EXERCISE AIM – Examine the entries and show every line in which the word "поддержки" is found.

[Start of RECORD LIST]

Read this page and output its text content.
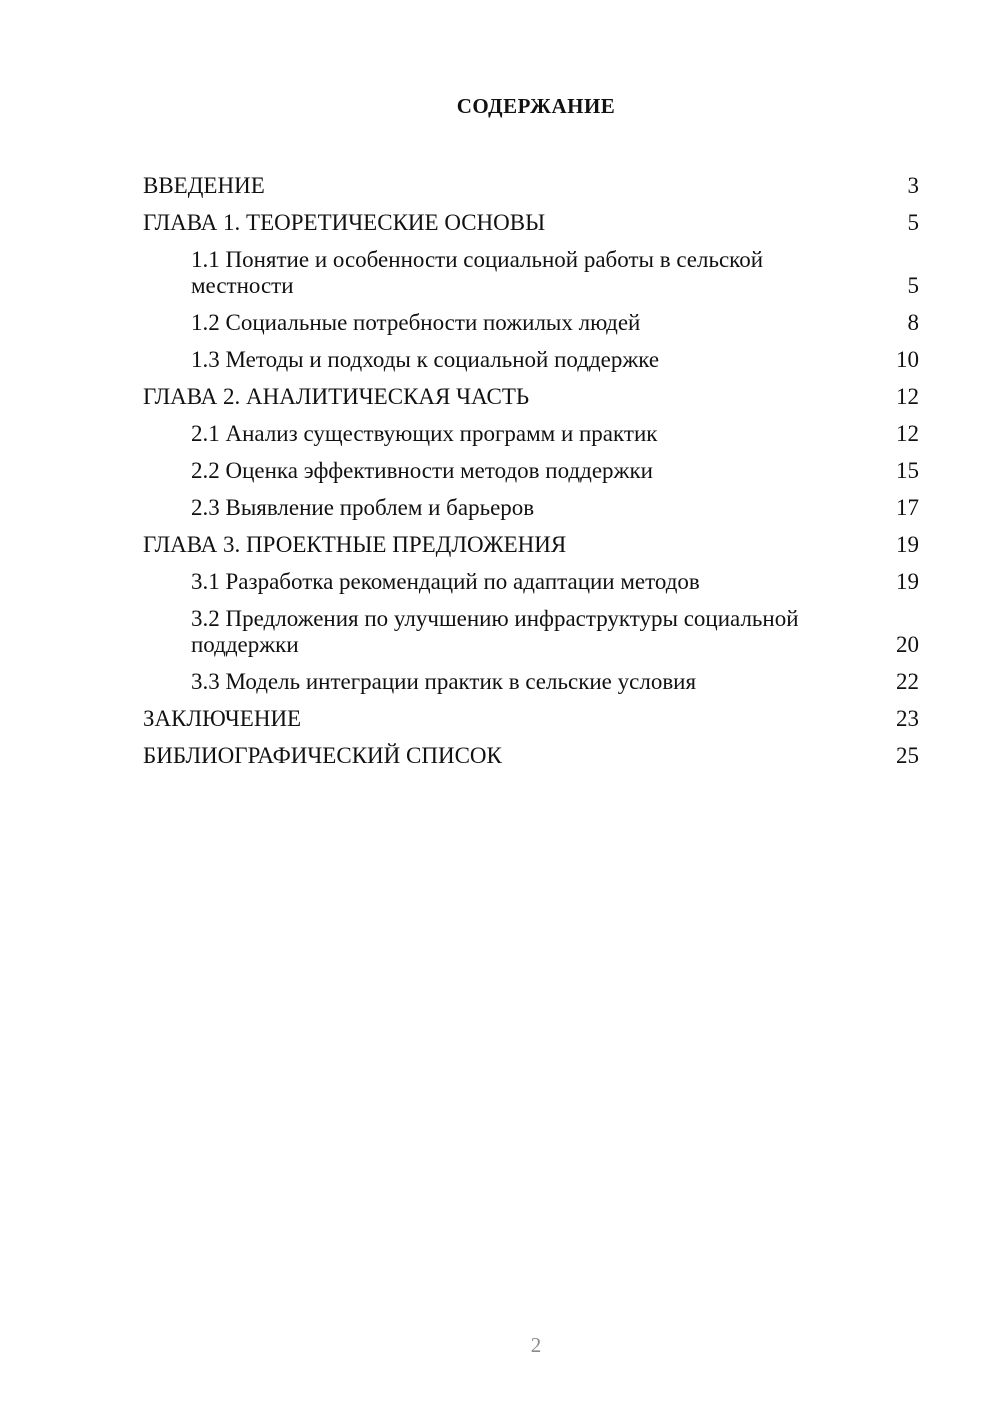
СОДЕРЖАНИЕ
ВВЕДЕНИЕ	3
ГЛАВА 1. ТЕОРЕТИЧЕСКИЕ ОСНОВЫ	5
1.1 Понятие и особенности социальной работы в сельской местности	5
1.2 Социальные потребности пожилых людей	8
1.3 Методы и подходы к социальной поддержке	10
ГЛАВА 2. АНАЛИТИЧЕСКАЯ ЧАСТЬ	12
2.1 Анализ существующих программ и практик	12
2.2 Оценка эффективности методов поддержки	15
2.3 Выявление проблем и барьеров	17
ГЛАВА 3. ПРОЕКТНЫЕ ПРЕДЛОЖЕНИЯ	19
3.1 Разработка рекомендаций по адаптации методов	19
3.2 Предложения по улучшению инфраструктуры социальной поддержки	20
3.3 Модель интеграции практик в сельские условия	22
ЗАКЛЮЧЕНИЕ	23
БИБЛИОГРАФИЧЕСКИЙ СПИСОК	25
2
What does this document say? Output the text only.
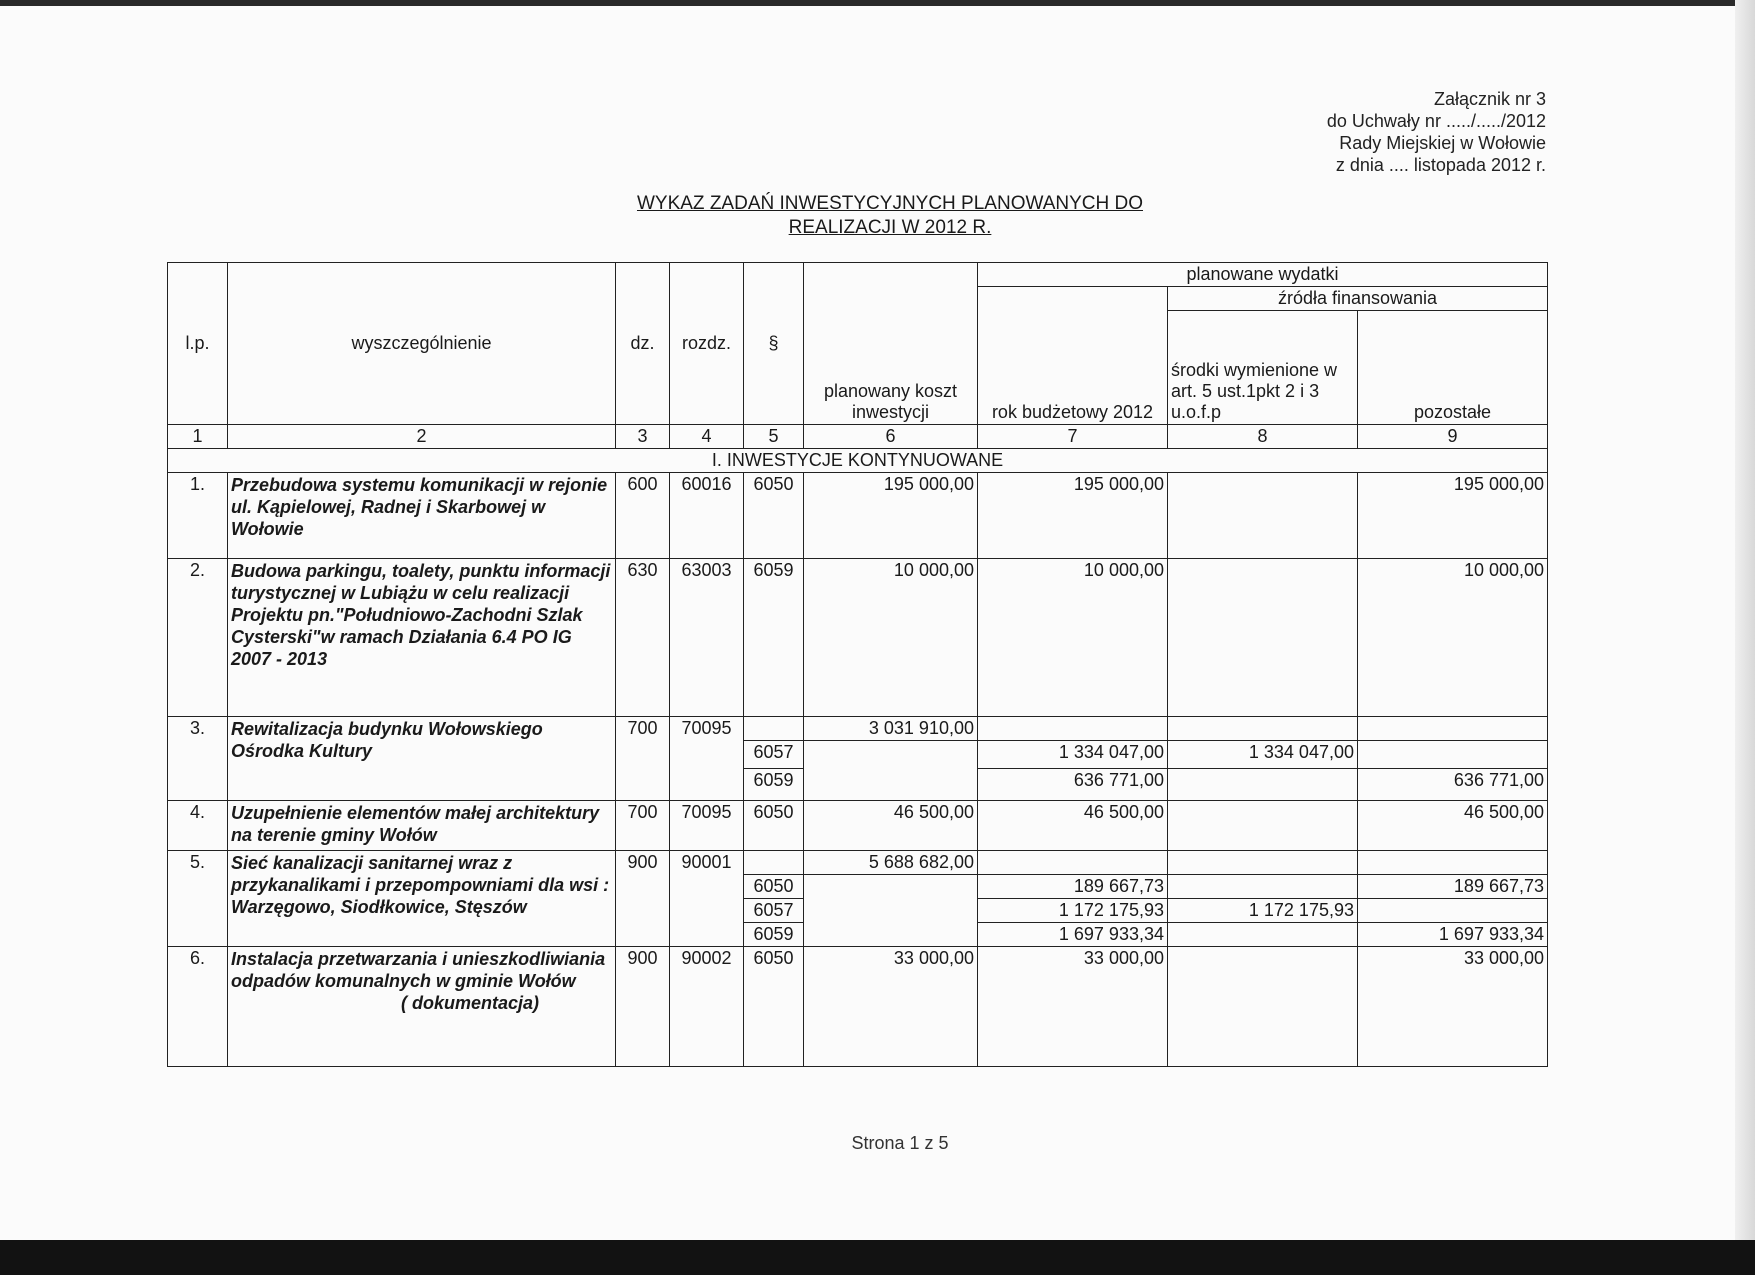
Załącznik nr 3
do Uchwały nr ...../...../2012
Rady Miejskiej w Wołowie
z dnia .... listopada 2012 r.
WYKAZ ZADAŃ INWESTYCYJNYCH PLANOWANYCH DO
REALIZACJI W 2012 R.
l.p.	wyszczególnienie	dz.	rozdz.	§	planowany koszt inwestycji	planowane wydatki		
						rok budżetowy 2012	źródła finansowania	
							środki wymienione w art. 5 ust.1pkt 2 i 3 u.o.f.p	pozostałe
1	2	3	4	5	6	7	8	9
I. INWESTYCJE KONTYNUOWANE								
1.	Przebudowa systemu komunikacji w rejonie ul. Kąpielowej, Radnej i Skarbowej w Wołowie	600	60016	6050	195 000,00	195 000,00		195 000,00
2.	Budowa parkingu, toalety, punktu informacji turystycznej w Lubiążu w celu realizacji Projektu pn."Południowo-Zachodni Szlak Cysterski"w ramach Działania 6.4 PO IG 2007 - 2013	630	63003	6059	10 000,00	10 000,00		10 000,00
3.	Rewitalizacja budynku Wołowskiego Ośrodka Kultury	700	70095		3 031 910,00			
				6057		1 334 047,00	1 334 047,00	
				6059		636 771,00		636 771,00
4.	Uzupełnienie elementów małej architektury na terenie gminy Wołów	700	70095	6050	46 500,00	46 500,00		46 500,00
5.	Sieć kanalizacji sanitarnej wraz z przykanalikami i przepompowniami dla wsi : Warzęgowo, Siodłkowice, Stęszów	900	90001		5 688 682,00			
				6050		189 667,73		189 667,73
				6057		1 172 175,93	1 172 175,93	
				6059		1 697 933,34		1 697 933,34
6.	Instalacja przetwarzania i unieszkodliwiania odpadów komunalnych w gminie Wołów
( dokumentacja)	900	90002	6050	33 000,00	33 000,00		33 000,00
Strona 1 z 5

[End of RECORD LIST]
[Start of RECORD LIST]

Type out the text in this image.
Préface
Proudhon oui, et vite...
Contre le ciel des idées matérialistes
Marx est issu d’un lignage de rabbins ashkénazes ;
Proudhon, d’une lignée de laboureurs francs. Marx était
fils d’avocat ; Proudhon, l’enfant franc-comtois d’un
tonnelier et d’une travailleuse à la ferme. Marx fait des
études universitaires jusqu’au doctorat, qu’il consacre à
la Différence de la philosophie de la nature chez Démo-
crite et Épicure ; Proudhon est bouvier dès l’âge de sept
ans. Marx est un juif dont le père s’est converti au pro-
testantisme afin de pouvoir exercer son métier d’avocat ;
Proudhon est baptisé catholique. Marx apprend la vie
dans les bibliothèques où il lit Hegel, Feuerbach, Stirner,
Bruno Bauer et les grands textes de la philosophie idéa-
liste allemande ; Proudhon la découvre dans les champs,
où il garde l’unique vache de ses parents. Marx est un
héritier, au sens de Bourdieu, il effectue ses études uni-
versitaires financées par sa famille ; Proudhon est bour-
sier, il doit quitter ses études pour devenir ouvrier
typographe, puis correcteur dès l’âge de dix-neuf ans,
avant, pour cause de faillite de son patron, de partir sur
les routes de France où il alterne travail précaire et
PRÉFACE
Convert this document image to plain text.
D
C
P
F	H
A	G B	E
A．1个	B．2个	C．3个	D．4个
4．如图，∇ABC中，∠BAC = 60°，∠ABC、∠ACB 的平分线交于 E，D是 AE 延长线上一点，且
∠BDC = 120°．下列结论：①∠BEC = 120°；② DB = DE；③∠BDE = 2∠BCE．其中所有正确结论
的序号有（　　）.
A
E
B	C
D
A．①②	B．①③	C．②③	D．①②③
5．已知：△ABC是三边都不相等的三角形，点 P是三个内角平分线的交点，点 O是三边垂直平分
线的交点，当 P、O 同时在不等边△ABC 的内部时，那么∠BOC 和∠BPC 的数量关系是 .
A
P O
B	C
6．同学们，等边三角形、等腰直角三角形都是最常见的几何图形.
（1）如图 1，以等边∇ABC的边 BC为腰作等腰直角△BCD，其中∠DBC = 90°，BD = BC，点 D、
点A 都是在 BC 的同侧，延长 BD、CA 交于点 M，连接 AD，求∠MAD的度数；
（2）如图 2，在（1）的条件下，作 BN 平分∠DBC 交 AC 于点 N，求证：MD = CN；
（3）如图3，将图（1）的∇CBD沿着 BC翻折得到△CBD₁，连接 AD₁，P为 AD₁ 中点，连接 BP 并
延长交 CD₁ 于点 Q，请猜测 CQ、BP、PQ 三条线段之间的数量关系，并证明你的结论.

[End of RECORD LIST]
[Start of RECORD LIST]

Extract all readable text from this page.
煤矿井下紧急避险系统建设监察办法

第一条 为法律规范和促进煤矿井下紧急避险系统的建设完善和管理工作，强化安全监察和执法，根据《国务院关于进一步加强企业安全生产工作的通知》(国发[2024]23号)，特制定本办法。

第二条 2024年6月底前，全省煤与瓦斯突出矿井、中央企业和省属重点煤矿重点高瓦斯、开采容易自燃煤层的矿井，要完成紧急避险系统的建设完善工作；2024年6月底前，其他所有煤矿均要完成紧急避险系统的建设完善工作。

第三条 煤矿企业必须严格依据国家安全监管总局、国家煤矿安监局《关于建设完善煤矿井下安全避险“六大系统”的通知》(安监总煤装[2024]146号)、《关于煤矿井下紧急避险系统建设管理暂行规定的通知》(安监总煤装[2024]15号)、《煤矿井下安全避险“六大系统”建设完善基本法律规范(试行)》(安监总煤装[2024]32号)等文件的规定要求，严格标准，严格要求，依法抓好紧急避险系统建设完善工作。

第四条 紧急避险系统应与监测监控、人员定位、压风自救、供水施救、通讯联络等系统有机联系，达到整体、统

[End of RECORD LIST]

WRITTEN RESPONSE –
2.2 Оценка эффективности методов поддержки	15
3.2 Предложения по улучшению инфраструктуры социальной поддержки	20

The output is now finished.